* _Direction_: The records below must be written out exactly, with every picture left behind.
********************
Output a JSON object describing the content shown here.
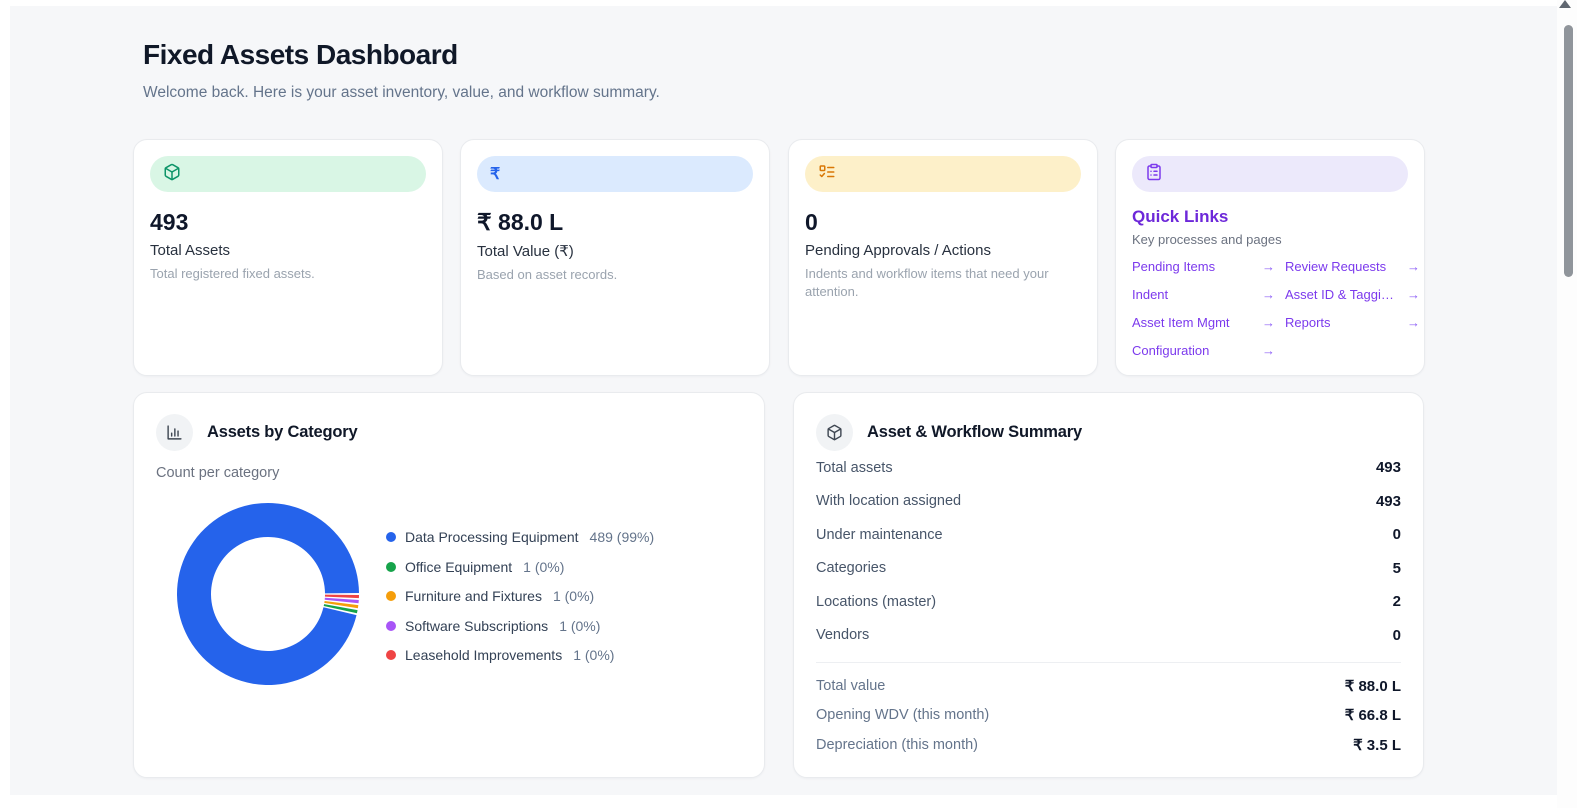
{
  "page": {
    "title": "Fixed Assets Dashboard",
    "subtitle": "Welcome back. Here is your asset inventory, value, and workflow summary."
  },
  "theme": {
    "background": "#f6f7f9",
    "card_background": "#ffffff",
    "accent_green_bg": "#d9f6e5",
    "accent_green_icon": "#0d9468",
    "accent_blue_bg": "#dbeafe",
    "accent_blue_icon": "#2563eb",
    "accent_amber_bg": "#fdf0c9",
    "accent_amber_icon": "#d97706",
    "accent_violet_bg": "#ece9fb",
    "accent_violet_icon": "#7c3aed",
    "link_purple": "#7c3aed"
  },
  "stats": [
    {
      "icon": "package-icon",
      "value": "493",
      "label": "Total Assets",
      "description": "Total registered fixed assets."
    },
    {
      "icon": "rupee-icon",
      "value": "₹ 88.0 L",
      "label": "Total Value (₹)",
      "description": "Based on asset records."
    },
    {
      "icon": "list-todo-icon",
      "value": "0",
      "label": "Pending Approvals / Actions",
      "description": "Indents and workflow items that need your attention."
    }
  ],
  "quick_links": {
    "title": "Quick Links",
    "subtitle": "Key processes and pages",
    "arrow": "→",
    "links": [
      {
        "label": "Pending Items"
      },
      {
        "label": "Review Requests"
      },
      {
        "label": "Indent"
      },
      {
        "label": "Asset ID & Taggi…"
      },
      {
        "label": "Asset Item Mgmt"
      },
      {
        "label": "Reports"
      },
      {
        "label": "Configuration"
      }
    ]
  },
  "chart_card": {
    "title": "Assets by Category",
    "subtitle": "Count per category"
  },
  "chart_data": {
    "type": "pie",
    "donut": true,
    "title": "Assets by Category",
    "categories": [
      "Data Processing Equipment",
      "Office Equipment",
      "Furniture and Fixtures",
      "Software Subscriptions",
      "Leasehold Improvements"
    ],
    "values": [
      489,
      1,
      1,
      1,
      1
    ],
    "total": 493,
    "value_labels": [
      "489 (99%)",
      "1 (0%)",
      "1 (0%)",
      "1 (0%)",
      "1 (0%)"
    ],
    "colors": [
      "#2563eb",
      "#16a34a",
      "#f59e0b",
      "#a855f7",
      "#ef4444"
    ],
    "legend_position": "right",
    "start_angle_deg": 0,
    "direction": "counterclockwise"
  },
  "summary": {
    "title": "Asset & Workflow Summary",
    "rows": [
      {
        "label": "Total assets",
        "value": "493"
      },
      {
        "label": "With location assigned",
        "value": "493"
      },
      {
        "label": "Under maintenance",
        "value": "0"
      },
      {
        "label": "Categories",
        "value": "5"
      },
      {
        "label": "Locations (master)",
        "value": "2"
      },
      {
        "label": "Vendors",
        "value": "0"
      }
    ],
    "money_rows": [
      {
        "label": "Total value",
        "value": "₹ 88.0 L"
      },
      {
        "label": "Opening WDV (this month)",
        "value": "₹ 66.8 L"
      },
      {
        "label": "Depreciation (this month)",
        "value": "₹ 3.5 L"
      }
    ]
  }
}
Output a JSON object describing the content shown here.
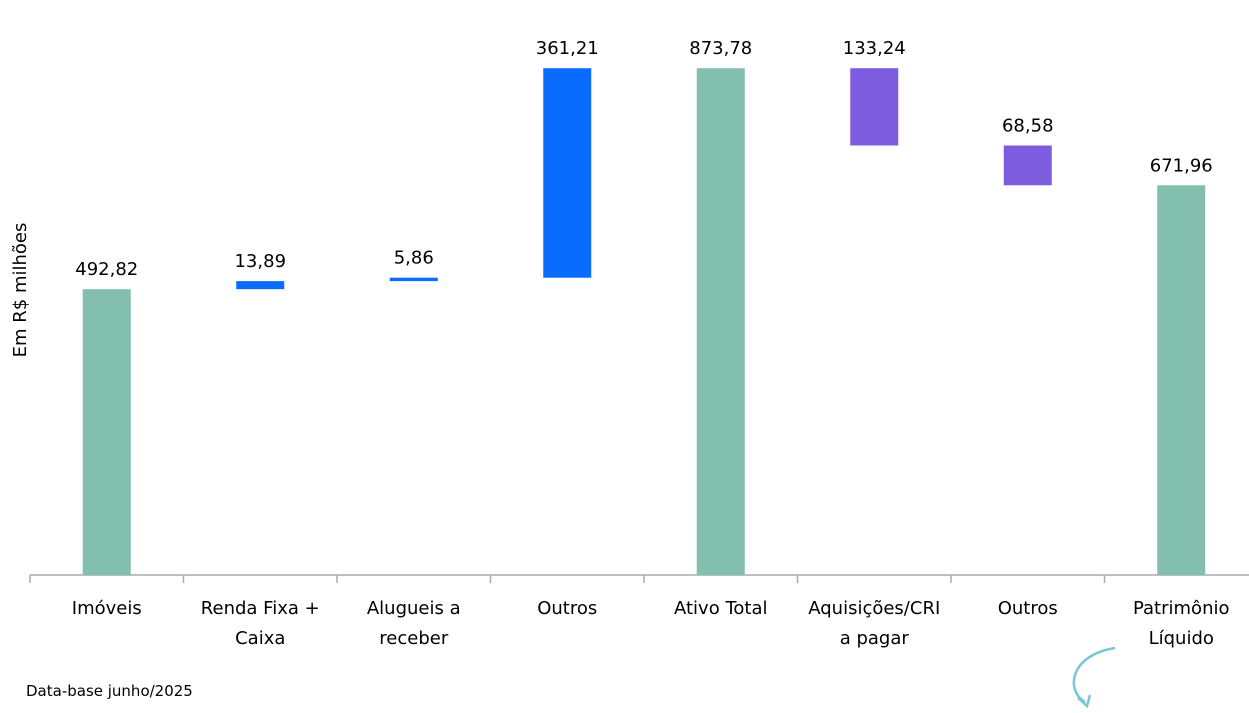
********************
* _Right answer_:
Output a JSON object describing the content shown here.
{
  "page": {
    "title": "Fixed Assets Dashboard",
    "subtitle": "Welcome back. Here is your asset inventory, value, and workflow summary."
  },
  "theme": {
    "background": "#f6f7f9",
    "card_background": "#ffffff",
    "accent_green_bg": "#d9f6e5",
    "accent_green_icon": "#0d9468",
    "accent_blue_bg": "#dbeafe",
    "accent_blue_icon": "#2563eb",
    "accent_amber_bg": "#fdf0c9",
    "accent_amber_icon": "#d97706",
    "accent_violet_bg": "#ece9fb",
    "accent_violet_icon": "#7c3aed",
    "link_purple": "#7c3aed"
  },
  "stats": [
    {
      "icon": "package-icon",
      "value": "493",
      "label": "Total Assets",
      "description": "Total registered fixed assets."
    },
    {
      "icon": "rupee-icon",
      "value": "₹ 88.0 L",
      "label": "Total Value (₹)",
      "description": "Based on asset records."
    },
    {
      "icon": "list-todo-icon",
      "value": "0",
      "label": "Pending Approvals / Actions",
      "description": "Indents and workflow items that need your attention."
    }
  ],
  "quick_links": {
    "title": "Quick Links",
    "subtitle": "Key processes and pages",
    "arrow": "→",
    "links": [
      {
        "label": "Pending Items"
      },
      {
        "label": "Review Requests"
      },
      {
        "label": "Indent"
      },
      {
        "label": "Asset ID & Taggi…"
      },
      {
        "label": "Asset Item Mgmt"
      },
      {
        "label": "Reports"
      },
      {
        "label": "Configuration"
      }
    ]
  },
  "chart_card": {
    "title": "Assets by Category",
    "subtitle": "Count per category"
  },
  "chart_data": {
    "type": "pie",
    "donut": true,
    "title": "Assets by Category",
    "categories": [
      "Data Processing Equipment",
      "Office Equipment",
      "Furniture and Fixtures",
      "Software Subscriptions",
      "Leasehold Improvements"
    ],
    "values": [
      489,
      1,
      1,
      1,
      1
    ],
    "total": 493,
    "value_labels": [
      "489 (99%)",
      "1 (0%)",
      "1 (0%)",
      "1 (0%)",
      "1 (0%)"
    ],
    "colors": [
      "#2563eb",
      "#16a34a",
      "#f59e0b",
      "#a855f7",
      "#ef4444"
    ],
    "legend_position": "right",
    "start_angle_deg": 0,
    "direction": "counterclockwise"
  },
  "summary": {
    "title": "Asset & Workflow Summary",
    "rows": [
      {
        "label": "Total assets",
        "value": "493"
      },
      {
        "label": "With location assigned",
        "value": "493"
      },
      {
        "label": "Under maintenance",
        "value": "0"
      },
      {
        "label": "Categories",
        "value": "5"
      },
      {
        "label": "Locations (master)",
        "value": "2"
      },
      {
        "label": "Vendors",
        "value": "0"
      }
    ],
    "money_rows": [
      {
        "label": "Total value",
        "value": "₹ 88.0 L"
      },
      {
        "label": "Opening WDV (this month)",
        "value": "₹ 66.8 L"
      },
      {
        "label": "Depreciation (this month)",
        "value": "₹ 3.5 L"
      }
    ]
  }
}
Output a JSON object describing the content shown here.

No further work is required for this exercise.